RECORDS PROVIDED
================
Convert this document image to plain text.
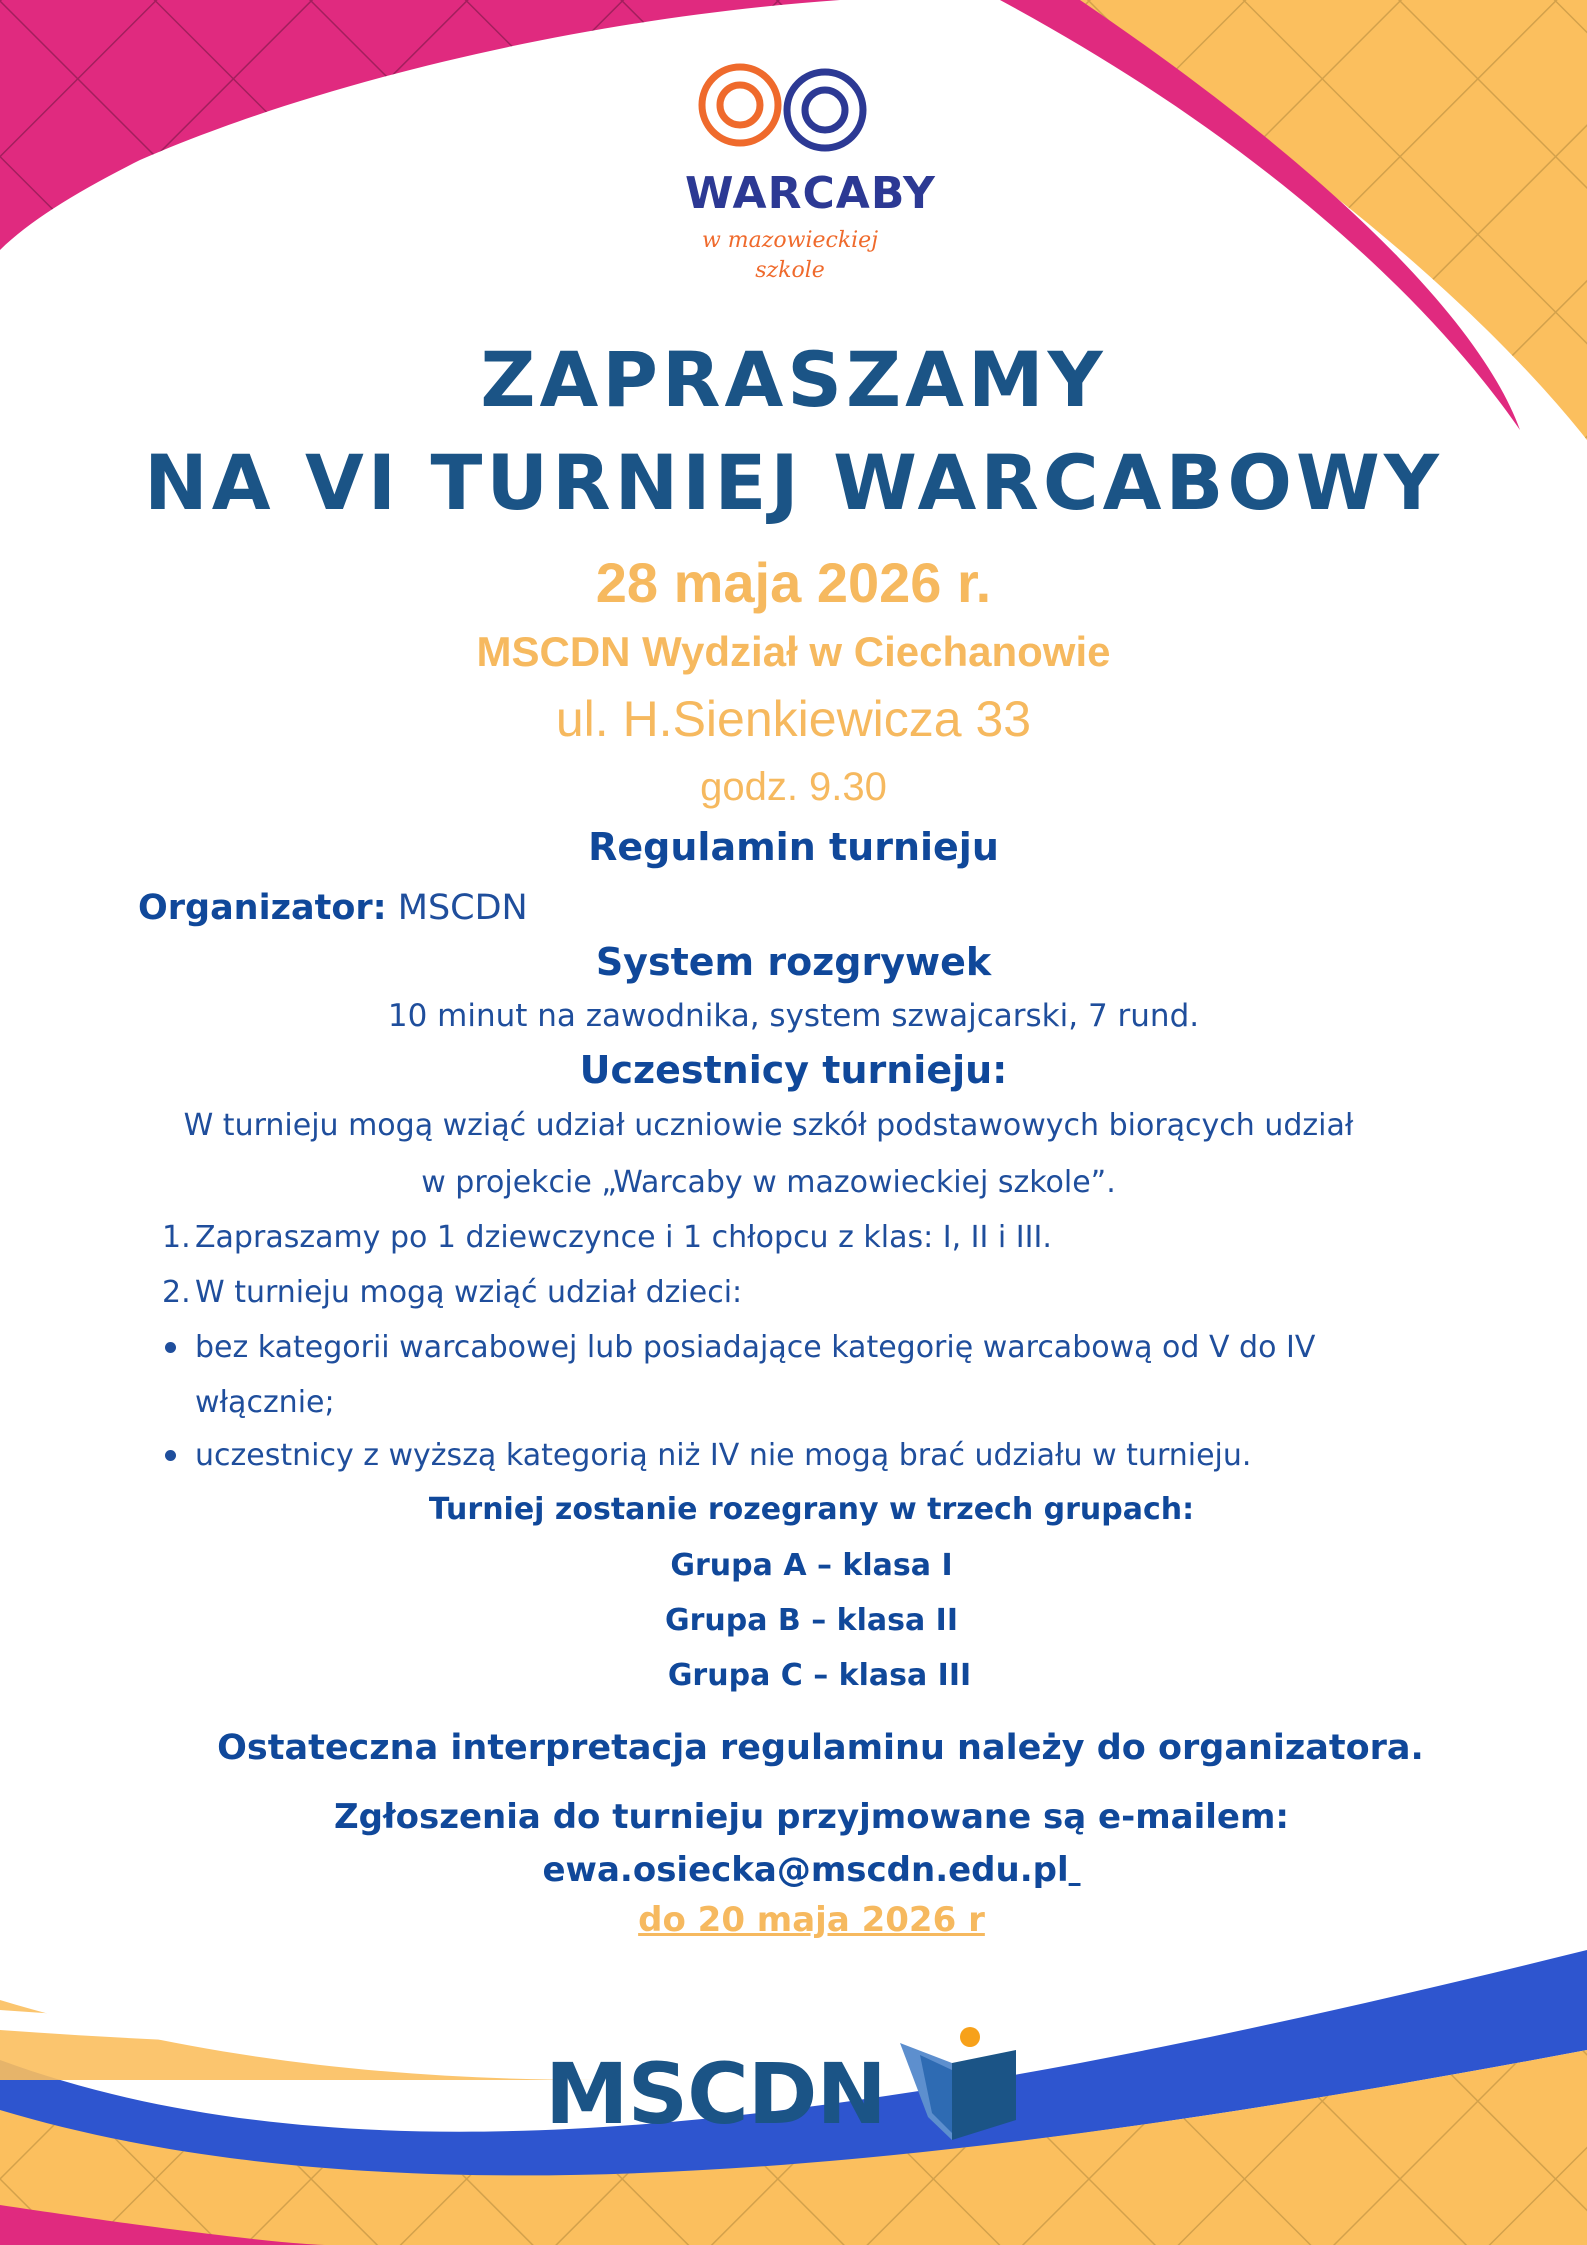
WARCABY
w mazowieckiej
szkole
ZAPRASZAMY
NA VI TURNIEJ WARCABOWY
28 maja 2026 r.
MSCDN Wydział w Ciechanowie
ul. H.Sienkiewicza 33
godz. 9.30
Regulamin turnieju
Organizator: MSCDN
System rozgrywek
10 minut na zawodnika, system szwajcarski, 7 rund.
Uczestnicy turnieju:
W turnieju mogą wziąć udział uczniowie szkół podstawowych biorących udział
w projekcie „Warcaby w mazowieckiej szkole”.
1. Zapraszamy po 1 dziewczynce i 1 chłopcu z klas: I, II i III.
2. W turnieju mogą wziąć udział dzieci:
bez kategorii warcabowej lub posiadające kategorię warcabową od V do IV
włącznie;
uczestnicy z wyższą kategorią niż IV nie mogą brać udziału w turnieju.
Turniej zostanie rozegrany w trzech grupach:
Grupa A – klasa I
Grupa B – klasa II
Grupa C – klasa III
Ostateczna interpretacja regulaminu należy do organizatora.
Zgłoszenia do turnieju przyjmowane są e-mailem:
ewa.osiecka@mscdn.edu.pl
do 20 maja 2026 r
MSCDN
================
AIM
Transcribe the preceding listing in its entirety and with exact wording, leaving out pictures.

RESPONSE BELOW
Convert this document image to plain text.
WARCABY
w mazowieckiej
szkole
ZAPRASZAMY
NA VI TURNIEJ WARCABOWY
28 maja 2026 r.
MSCDN Wydział w Ciechanowie
ul. H.Sienkiewicza 33
godz. 9.30
Regulamin turnieju
Organizator: MSCDN
System rozgrywek
10 minut na zawodnika, system szwajcarski, 7 rund.
Uczestnicy turnieju:
W turnieju mogą wziąć udział uczniowie szkół podstawowych biorących udział
w projekcie „Warcaby w mazowieckiej szkole”.
1. Zapraszamy po 1 dziewczynce i 1 chłopcu z klas: I, II i III.
2. W turnieju mogą wziąć udział dzieci:
bez kategorii warcabowej lub posiadające kategorię warcabową od V do IV
włącznie;
uczestnicy z wyższą kategorią niż IV nie mogą brać udziału w turnieju.
Turniej zostanie rozegrany w trzech grupach:
Grupa A – klasa I
Grupa B – klasa II
Grupa C – klasa III
Ostateczna interpretacja regulaminu należy do organizatora.
Zgłoszenia do turnieju przyjmowane są e-mailem:
ewa.osiecka@mscdn.edu.pl
do 20 maja 2026 r
MSCDN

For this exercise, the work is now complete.